Task prompt:
Please reproduce all of the following material line for line, changing nothing.

Records supplied:
**********

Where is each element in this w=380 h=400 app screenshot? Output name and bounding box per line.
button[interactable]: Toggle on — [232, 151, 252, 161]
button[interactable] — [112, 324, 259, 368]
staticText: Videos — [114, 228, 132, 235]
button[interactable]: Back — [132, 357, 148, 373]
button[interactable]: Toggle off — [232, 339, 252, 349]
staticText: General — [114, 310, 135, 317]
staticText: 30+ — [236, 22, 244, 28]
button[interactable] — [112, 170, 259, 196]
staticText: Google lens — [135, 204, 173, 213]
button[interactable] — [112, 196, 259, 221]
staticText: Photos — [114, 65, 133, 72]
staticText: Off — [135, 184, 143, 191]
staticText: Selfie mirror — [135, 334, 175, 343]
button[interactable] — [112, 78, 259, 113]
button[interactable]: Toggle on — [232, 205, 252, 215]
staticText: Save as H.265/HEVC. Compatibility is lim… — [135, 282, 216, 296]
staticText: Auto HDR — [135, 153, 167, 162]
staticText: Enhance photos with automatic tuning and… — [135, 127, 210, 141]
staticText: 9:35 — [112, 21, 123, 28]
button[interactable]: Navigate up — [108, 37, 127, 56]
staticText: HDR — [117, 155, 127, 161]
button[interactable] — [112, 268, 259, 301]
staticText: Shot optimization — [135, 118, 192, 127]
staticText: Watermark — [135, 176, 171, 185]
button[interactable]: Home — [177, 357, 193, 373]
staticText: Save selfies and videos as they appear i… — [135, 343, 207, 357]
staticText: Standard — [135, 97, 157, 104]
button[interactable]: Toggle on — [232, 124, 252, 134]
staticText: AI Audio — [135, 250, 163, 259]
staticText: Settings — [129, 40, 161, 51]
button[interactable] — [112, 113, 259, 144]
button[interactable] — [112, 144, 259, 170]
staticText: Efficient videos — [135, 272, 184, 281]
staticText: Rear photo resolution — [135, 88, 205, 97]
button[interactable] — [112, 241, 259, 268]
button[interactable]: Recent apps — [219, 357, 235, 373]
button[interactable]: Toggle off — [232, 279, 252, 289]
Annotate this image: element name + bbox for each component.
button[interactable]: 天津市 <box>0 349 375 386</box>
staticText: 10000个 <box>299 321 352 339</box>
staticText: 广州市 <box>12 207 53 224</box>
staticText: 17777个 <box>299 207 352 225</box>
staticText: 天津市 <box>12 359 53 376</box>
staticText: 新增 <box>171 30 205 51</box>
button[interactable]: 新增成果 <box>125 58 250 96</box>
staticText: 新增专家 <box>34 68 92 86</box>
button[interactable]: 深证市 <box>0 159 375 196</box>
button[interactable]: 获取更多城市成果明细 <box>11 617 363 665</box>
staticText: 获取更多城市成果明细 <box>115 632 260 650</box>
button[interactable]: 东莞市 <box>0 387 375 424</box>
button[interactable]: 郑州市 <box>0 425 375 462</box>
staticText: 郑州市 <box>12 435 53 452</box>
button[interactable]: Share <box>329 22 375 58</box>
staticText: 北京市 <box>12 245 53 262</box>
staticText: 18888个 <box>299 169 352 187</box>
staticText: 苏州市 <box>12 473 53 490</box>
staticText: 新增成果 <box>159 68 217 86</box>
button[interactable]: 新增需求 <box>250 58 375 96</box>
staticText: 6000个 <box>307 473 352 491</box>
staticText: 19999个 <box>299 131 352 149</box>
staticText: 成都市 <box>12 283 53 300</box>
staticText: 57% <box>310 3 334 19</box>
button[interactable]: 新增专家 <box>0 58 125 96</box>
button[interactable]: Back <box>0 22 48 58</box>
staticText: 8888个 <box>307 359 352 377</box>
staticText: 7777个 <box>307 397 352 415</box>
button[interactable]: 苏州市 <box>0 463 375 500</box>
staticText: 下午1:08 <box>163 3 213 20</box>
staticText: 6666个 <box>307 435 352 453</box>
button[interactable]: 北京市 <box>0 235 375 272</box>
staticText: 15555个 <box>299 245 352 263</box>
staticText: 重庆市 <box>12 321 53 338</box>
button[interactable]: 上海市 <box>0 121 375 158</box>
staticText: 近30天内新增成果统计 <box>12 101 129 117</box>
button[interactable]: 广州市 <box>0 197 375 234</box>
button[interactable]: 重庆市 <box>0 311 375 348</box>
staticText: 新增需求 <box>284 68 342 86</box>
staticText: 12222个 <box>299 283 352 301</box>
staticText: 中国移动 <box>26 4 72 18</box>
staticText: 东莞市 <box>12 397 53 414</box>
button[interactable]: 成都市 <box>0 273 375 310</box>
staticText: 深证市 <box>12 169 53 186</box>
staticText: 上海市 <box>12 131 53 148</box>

**********

Exercise output:
Where is each element in this w=380 h=400 app screenshot? Output name and bounding box per line.
button[interactable]: Toggle on — [232, 151, 252, 161]
button[interactable] — [112, 324, 259, 368]
staticText: Videos — [114, 228, 132, 235]
button[interactable]: Back — [132, 357, 148, 373]
button[interactable]: Toggle off — [232, 339, 252, 349]
staticText: General — [114, 310, 135, 317]
staticText: 30+ — [236, 22, 244, 28]
button[interactable] — [112, 170, 259, 196]
staticText: Google lens — [135, 204, 173, 213]
button[interactable] — [112, 196, 259, 221]
staticText: Photos — [114, 65, 133, 72]
staticText: Off — [135, 184, 143, 191]
staticText: Selfie mirror — [135, 334, 175, 343]
button[interactable] — [112, 78, 259, 113]
button[interactable]: Toggle on — [232, 205, 252, 215]
staticText: Save as H.265/HEVC. Compatibility is lim… — [135, 282, 216, 296]
staticText: Auto HDR — [135, 153, 167, 162]
staticText: Enhance photos with automatic tuning and… — [135, 127, 210, 141]
staticText: 9:35 — [112, 21, 123, 28]
button[interactable]: Navigate up — [108, 37, 127, 56]
staticText: HDR — [117, 155, 127, 161]
button[interactable] — [112, 268, 259, 301]
staticText: Shot optimization — [135, 118, 192, 127]
staticText: Watermark — [135, 176, 171, 185]
button[interactable]: Home — [177, 357, 193, 373]
staticText: Save selfies and videos as they appear i… — [135, 343, 207, 357]
staticText: Standard — [135, 97, 157, 104]
button[interactable]: Toggle on — [232, 124, 252, 134]
staticText: AI Audio — [135, 250, 163, 259]
staticText: Settings — [129, 40, 161, 51]
button[interactable] — [112, 113, 259, 144]
button[interactable] — [112, 144, 259, 170]
staticText: Efficient videos — [135, 272, 184, 281]
staticText: Rear photo resolution — [135, 88, 205, 97]
button[interactable] — [112, 241, 259, 268]
button[interactable]: Recent apps — [219, 357, 235, 373]
button[interactable]: Toggle off — [232, 279, 252, 289]
Annotate this image: element name + bbox for each component.
button[interactable]: 天津市 <box>0 349 375 386</box>
staticText: 10000个 <box>299 321 352 339</box>
staticText: 广州市 <box>12 207 53 224</box>
staticText: 17777个 <box>299 207 352 225</box>
staticText: 天津市 <box>12 359 53 376</box>
staticText: 新增 <box>171 30 205 51</box>
button[interactable]: 新增成果 <box>125 58 250 96</box>
staticText: 新增专家 <box>34 68 92 86</box>
button[interactable]: 深证市 <box>0 159 375 196</box>
button[interactable]: 获取更多城市成果明细 <box>11 617 363 665</box>
staticText: 获取更多城市成果明细 <box>115 632 260 650</box>
button[interactable]: 东莞市 <box>0 387 375 424</box>
button[interactable]: 郑州市 <box>0 425 375 462</box>
staticText: 郑州市 <box>12 435 53 452</box>
button[interactable]: Share <box>329 22 375 58</box>
staticText: 北京市 <box>12 245 53 262</box>
staticText: 18888个 <box>299 169 352 187</box>
staticText: 苏州市 <box>12 473 53 490</box>
staticText: 新增成果 <box>159 68 217 86</box>
button[interactable]: 新增需求 <box>250 58 375 96</box>
staticText: 6000个 <box>307 473 352 491</box>
staticText: 19999个 <box>299 131 352 149</box>
staticText: 成都市 <box>12 283 53 300</box>
staticText: 57% <box>310 3 334 19</box>
button[interactable]: 新增专家 <box>0 58 125 96</box>
button[interactable]: Back <box>0 22 48 58</box>
staticText: 8888个 <box>307 359 352 377</box>
staticText: 7777个 <box>307 397 352 415</box>
button[interactable]: 苏州市 <box>0 463 375 500</box>
staticText: 下午1:08 <box>163 3 213 20</box>
staticText: 6666个 <box>307 435 352 453</box>
button[interactable]: 北京市 <box>0 235 375 272</box>
staticText: 15555个 <box>299 245 352 263</box>
staticText: 重庆市 <box>12 321 53 338</box>
button[interactable]: 上海市 <box>0 121 375 158</box>
staticText: 近30天内新增成果统计 <box>12 101 129 117</box>
button[interactable]: 广州市 <box>0 197 375 234</box>
button[interactable]: 重庆市 <box>0 311 375 348</box>
staticText: 新增需求 <box>284 68 342 86</box>
staticText: 12222个 <box>299 283 352 301</box>
staticText: 中国移动 <box>26 4 72 18</box>
staticText: 东莞市 <box>12 397 53 414</box>
button[interactable]: 成都市 <box>0 273 375 310</box>
staticText: 深证市 <box>12 169 53 186</box>
staticText: 上海市 <box>12 131 53 148</box>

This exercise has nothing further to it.